Task prompt: Recast the lines of the records from the one containing "84, 256, 140]" through the one containing "hint-text: Cannot find", both included, as a JSON list of strings with one string per line and blank lines left out.

Extracted records:
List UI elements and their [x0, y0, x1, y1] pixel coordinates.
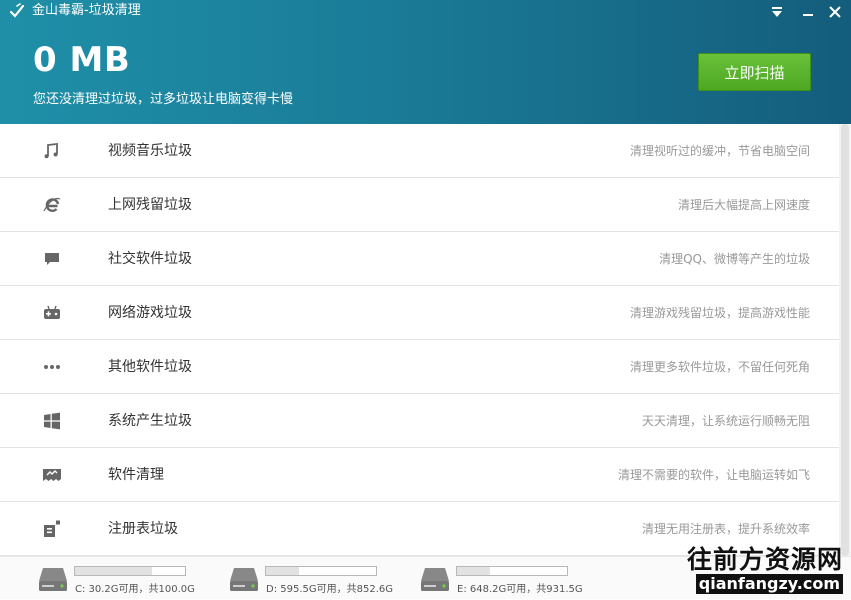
category-desc: 天天清理，让系统运行顺畅无阻: [641, 414, 810, 428]
game-controller-icon: [44, 305, 60, 319]
disk-info-text: C: 30.2G可用，共100.0G: [75, 584, 195, 595]
minimize-button[interactable]: [797, 2, 819, 22]
ie-browser-icon: [43, 197, 61, 212]
disk-c: C: 30.2G可用，共100.0G: [38, 557, 228, 600]
hard-drive-icon: [39, 568, 67, 591]
category-row-web[interactable]: 上网残留垃圾 清理后大幅提高上网速度: [0, 178, 839, 232]
category-label: 其他软件垃圾: [108, 359, 192, 375]
watermark-name: 往前方资源网: [686, 545, 843, 574]
category-label: 上网残留垃圾: [108, 197, 192, 213]
category-row-software-cleanup[interactable]: 软件清理 清理不需要的软件，让电脑运转如飞: [0, 448, 839, 502]
scan-now-button[interactable]: 立即扫描: [698, 53, 811, 91]
category-desc: 清理后大幅提高上网速度: [677, 198, 810, 212]
category-desc: 清理更多软件垃圾，不留任何死角: [629, 360, 810, 374]
junk-size-value: 0 MB: [33, 40, 131, 80]
scrollbar-thumb[interactable]: [841, 124, 849, 556]
disk-usage-bar: [265, 566, 377, 576]
category-label: 社交软件垃圾: [108, 251, 192, 267]
category-label: 视频音乐垃圾: [108, 143, 192, 159]
junk-category-list: 视频音乐垃圾 清理视听过的缓冲，节省电脑空间 上网残留垃圾 清理后大幅提高上网速…: [0, 124, 839, 556]
category-desc: 清理无用注册表，提升系统效率: [641, 522, 810, 536]
category-row-other-software[interactable]: 其他软件垃圾 清理更多软件垃圾，不留任何死角: [0, 340, 839, 394]
disk-usage-fill: [75, 567, 152, 575]
category-desc: 清理游戏残留垃圾，提高游戏性能: [629, 306, 810, 320]
uninstall-icon: [43, 469, 61, 481]
registry-icon: [44, 520, 60, 537]
minimize-icon: [803, 14, 813, 16]
category-desc: 清理不需要的软件，让电脑运转如飞: [617, 468, 810, 482]
windows-logo-icon: [44, 412, 60, 430]
music-note-icon: [44, 142, 58, 159]
disk-info-text: E: 648.2G可用，共931.5G: [457, 584, 583, 595]
category-row-games[interactable]: 网络游戏垃圾 清理游戏残留垃圾，提高游戏性能: [0, 286, 839, 340]
watermark-url: qianfangzy.com: [695, 574, 843, 594]
category-desc: 清理QQ、微博等产生的垃圾: [659, 252, 810, 266]
chevron-down-icon: [772, 7, 782, 17]
more-dots-icon: [44, 365, 60, 369]
disk-usage-bar: [74, 566, 186, 576]
category-desc: 清理视听过的缓冲，节省电脑空间: [629, 144, 810, 158]
category-label: 软件清理: [108, 467, 164, 483]
header-banner: 金山毒霸-垃圾清理 0 MB 您还没清理过垃圾，过多垃圾让电脑变得卡慢 立即扫描: [0, 0, 851, 124]
header-subtitle: 您还没清理过垃圾，过多垃圾让电脑变得卡慢: [33, 92, 294, 107]
category-row-system[interactable]: 系统产生垃圾 天天清理，让系统运行顺畅无阻: [0, 394, 839, 448]
list-scrollbar[interactable]: [839, 124, 851, 556]
category-row-video-music[interactable]: 视频音乐垃圾 清理视听过的缓冲，节省电脑空间: [0, 124, 839, 178]
disk-d: D: 595.5G可用，共852.6G: [229, 557, 419, 600]
hard-drive-icon: [421, 568, 449, 591]
disk-usage-bar: [456, 566, 568, 576]
category-label: 网络游戏垃圾: [108, 305, 192, 321]
category-label: 系统产生垃圾: [108, 413, 192, 429]
hard-drive-icon: [230, 568, 258, 591]
category-label: 注册表垃圾: [108, 521, 178, 537]
chat-bubble-icon: [45, 253, 59, 265]
title-bar[interactable]: 金山毒霸-垃圾清理: [0, 0, 851, 24]
site-watermark: 往前方资源网 qianfangzy.com: [660, 540, 851, 599]
close-icon: [829, 6, 841, 18]
category-row-social[interactable]: 社交软件垃圾 清理QQ、微博等产生的垃圾: [0, 232, 839, 286]
disk-info-text: D: 595.5G可用，共852.6G: [266, 584, 394, 595]
disk-usage-fill: [266, 567, 300, 575]
menu-dropdown-button[interactable]: [766, 2, 788, 22]
disk-e: E: 648.2G可用，共931.5G: [420, 557, 610, 600]
duba-logo-icon: [9, 3, 25, 18]
disk-usage-fill: [457, 567, 491, 575]
close-button[interactable]: [824, 2, 846, 22]
window-title: 金山毒霸-垃圾清理: [32, 3, 141, 18]
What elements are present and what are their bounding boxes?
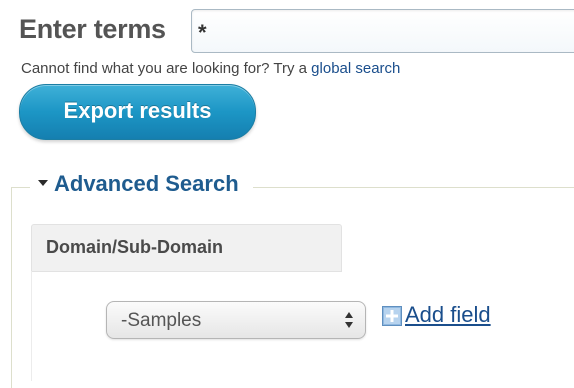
export-results-button[interactable]: Export results	[19, 84, 256, 140]
domain-select[interactable]: -Samples	[106, 301, 366, 339]
add-field-button[interactable]: Add field	[382, 302, 491, 328]
domain-select-value: -Samples	[121, 310, 202, 331]
disclosure-triangle-icon	[38, 180, 48, 187]
search-hint: Cannot find what you are looking for? Tr…	[21, 60, 400, 77]
advanced-search-toggle[interactable]: Advanced Search	[30, 171, 253, 197]
tab-domain-subdomain[interactable]: Domain/Sub-Domain	[31, 224, 342, 272]
search-input[interactable]	[191, 9, 574, 53]
add-field-link[interactable]: Add field	[405, 302, 491, 327]
search-label: Enter terms	[19, 14, 166, 44]
hint-text: Cannot find what you are looking for? Tr…	[21, 60, 312, 77]
advanced-search-title: Advanced Search	[54, 171, 239, 196]
select-arrows-icon	[345, 311, 353, 329]
add-field-icon	[382, 305, 402, 326]
global-search-link[interactable]: global search	[311, 60, 400, 77]
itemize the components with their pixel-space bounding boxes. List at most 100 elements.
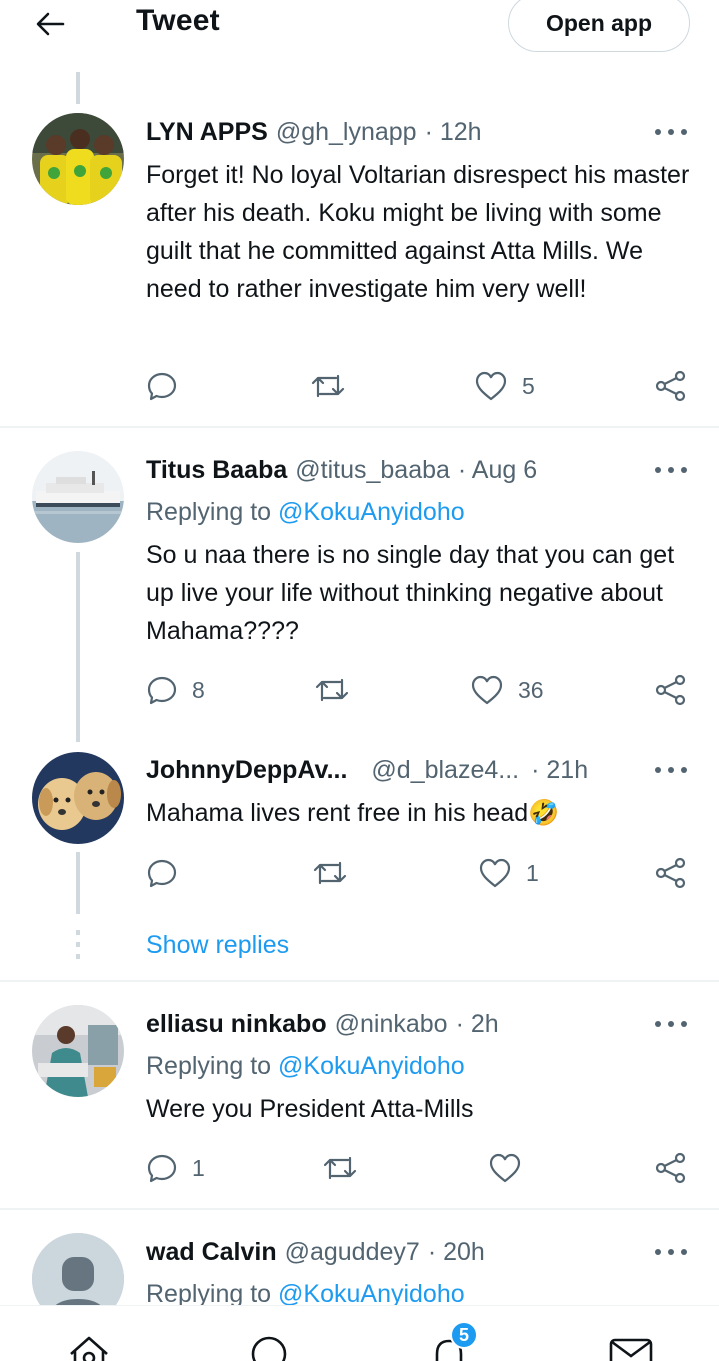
arrow-left-icon xyxy=(36,12,65,36)
reply-icon xyxy=(147,1154,177,1183)
share-button[interactable] xyxy=(654,855,688,891)
like-button[interactable]: 5 xyxy=(474,368,535,404)
bottom-navigation-bar xyxy=(0,1305,719,1361)
nav-messages[interactable] xyxy=(606,1332,656,1361)
home-icon xyxy=(70,1336,108,1361)
more-options-button[interactable] xyxy=(655,765,687,775)
avatar[interactable] xyxy=(32,451,124,543)
timestamp[interactable]: · Aug 6 xyxy=(458,456,537,485)
tweet-header: wad Calvin @aguddey7 · 20h xyxy=(146,1238,485,1267)
reply-button[interactable] xyxy=(146,368,192,404)
page-title: Tweet xyxy=(136,4,220,37)
divider xyxy=(0,980,719,982)
tweet-actions: 8 36 xyxy=(146,672,694,708)
like-button[interactable] xyxy=(488,1150,536,1186)
more-options-button[interactable] xyxy=(655,465,687,475)
show-replies-link[interactable]: Show replies xyxy=(146,931,289,960)
username[interactable]: @titus_baaba xyxy=(295,456,450,485)
retweet-button[interactable] xyxy=(312,855,362,891)
share-button[interactable] xyxy=(654,368,688,404)
share-button[interactable] xyxy=(654,1150,688,1186)
like-button[interactable]: 1 xyxy=(478,855,539,891)
top-app-bar: Tweet Open app xyxy=(0,0,719,52)
replying-to-handle[interactable]: @KokuAnyidoho xyxy=(278,1052,465,1080)
tweet-text: Mahama lives rent free in his head🤣 xyxy=(146,799,560,827)
avatar[interactable] xyxy=(32,113,124,205)
share-button[interactable] xyxy=(654,672,688,708)
retweet-button[interactable] xyxy=(322,1150,372,1186)
tweet-header: Titus Baaba @titus_baaba · Aug 6 xyxy=(146,456,537,485)
divider xyxy=(0,1208,719,1210)
timestamp[interactable]: · 12h xyxy=(425,118,482,147)
share-icon xyxy=(655,857,686,889)
username[interactable]: @aguddey7 xyxy=(285,1238,420,1267)
avatar[interactable] xyxy=(32,1005,124,1097)
search-icon xyxy=(251,1336,287,1361)
reply-icon xyxy=(147,676,177,705)
retweet-button[interactable] xyxy=(314,672,364,708)
heart-icon xyxy=(475,371,507,401)
retweet-icon xyxy=(323,1156,357,1180)
share-icon xyxy=(655,370,686,402)
reply-icon xyxy=(147,372,177,401)
like-count: 1 xyxy=(526,859,539,886)
reply-button[interactable]: 8 xyxy=(146,672,205,708)
replying-to-label: Replying to xyxy=(146,1280,272,1308)
thread-dots xyxy=(76,930,80,966)
tweet-header: LYN APPS @gh_lynapp · 12h xyxy=(146,118,482,147)
display-name[interactable]: wad Calvin xyxy=(146,1238,277,1267)
username[interactable]: @ninkabo xyxy=(335,1010,448,1039)
tweet-text: Were you President Atta-Mills xyxy=(146,1095,474,1123)
like-button[interactable]: 36 xyxy=(470,672,544,708)
retweet-icon xyxy=(313,861,347,885)
envelope-icon xyxy=(609,1338,653,1361)
more-options-button[interactable] xyxy=(655,127,687,137)
timestamp[interactable]: · 2h xyxy=(456,1010,499,1039)
heart-icon xyxy=(471,675,503,705)
back-button[interactable] xyxy=(30,4,70,44)
open-app-button[interactable]: Open app xyxy=(508,0,690,52)
thread-line xyxy=(76,552,80,742)
like-count: 5 xyxy=(522,372,535,399)
nav-search[interactable] xyxy=(244,1332,294,1361)
tweet-actions: 1 xyxy=(146,1150,694,1186)
share-icon xyxy=(655,1152,686,1184)
replying-to-label: Replying to xyxy=(146,1052,272,1080)
replying-to: Replying to @KokuAnyidoho xyxy=(146,498,465,527)
reply-button[interactable] xyxy=(146,855,192,891)
more-options-button[interactable] xyxy=(655,1019,687,1029)
reply-count: 8 xyxy=(192,676,205,703)
timestamp[interactable]: · 20h xyxy=(428,1238,485,1267)
share-icon xyxy=(655,674,686,706)
reply-button[interactable]: 1 xyxy=(146,1150,205,1186)
tweet-text: Forget it! No loyal Voltarian disrespect… xyxy=(146,161,690,303)
heart-icon xyxy=(489,1153,521,1183)
divider xyxy=(0,426,719,428)
username[interactable]: @d_blaze4... xyxy=(371,756,519,785)
tweet-text: So u naa there is no single day that you… xyxy=(146,541,675,645)
replying-to: Replying to @KokuAnyidoho xyxy=(146,1052,465,1081)
more-options-button[interactable] xyxy=(655,1247,687,1257)
username[interactable]: @gh_lynapp xyxy=(276,118,417,147)
reply-icon xyxy=(147,859,177,888)
nav-home[interactable] xyxy=(64,1332,114,1361)
like-count: 36 xyxy=(518,676,544,703)
timestamp[interactable]: · 21h xyxy=(531,756,588,785)
replying-to-handle[interactable]: @KokuAnyidoho xyxy=(278,498,465,526)
display-name[interactable]: elliasu ninkabo xyxy=(146,1010,327,1039)
thread-line xyxy=(76,72,80,104)
thread-line xyxy=(76,852,80,914)
display-name[interactable]: LYN APPS xyxy=(146,118,268,147)
notifications-badge: 5 xyxy=(450,1321,478,1349)
replying-to-handle[interactable]: @KokuAnyidoho xyxy=(278,1280,465,1308)
tweet-header: JohnnyDeppAv... @d_blaze4... · 21h xyxy=(146,756,588,785)
avatar[interactable] xyxy=(32,752,124,844)
display-name[interactable]: Titus Baaba xyxy=(146,456,287,485)
tweet-actions: 5 xyxy=(146,368,694,404)
retweet-button[interactable] xyxy=(310,368,360,404)
display-name[interactable]: JohnnyDeppAv... xyxy=(146,756,347,785)
tweet-header: elliasu ninkabo @ninkabo · 2h xyxy=(146,1010,499,1039)
heart-icon xyxy=(479,858,511,888)
replying-to-label: Replying to xyxy=(146,498,272,526)
retweet-icon xyxy=(315,678,349,702)
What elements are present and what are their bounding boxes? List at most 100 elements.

Answer in full:
[
  "export-results-button[interactable]: Export results\t[19, 84, 256, 140]",
  "domain-select[interactable]: -Samples\t[106, 301, 366, 339]",
  "add-field-button[interactable]: Add field\t[382, 302, 491, 328]",
  "domain-select-value: -Samples\t[121, 310, 202, 331]",
  "disclosure-triangle-icon\t[38, 180, 48, 187]",
  "search-hint: Cannot find what you are looking for? Tr…\t[21, 60, 400, 77]",
  "advanced-search-toggle[interactable]: Advanced Search\t[30, 171, 253, 197]",
  "tab-domain-subdomain[interactable]: Domain/Sub-Domain\t[31, 224, 342, 272]",
  "search-input[interactable]\t[191, 9, 574, 53]",
  "add-field-link[interactable]: Add field\t[405, 302, 491, 327]",
  "search-label: Enter terms\t[19, 14, 166, 44]",
  "hint-text: Cannot find what you are looking for? Tr…\t[21, 60, 312, 77]"
]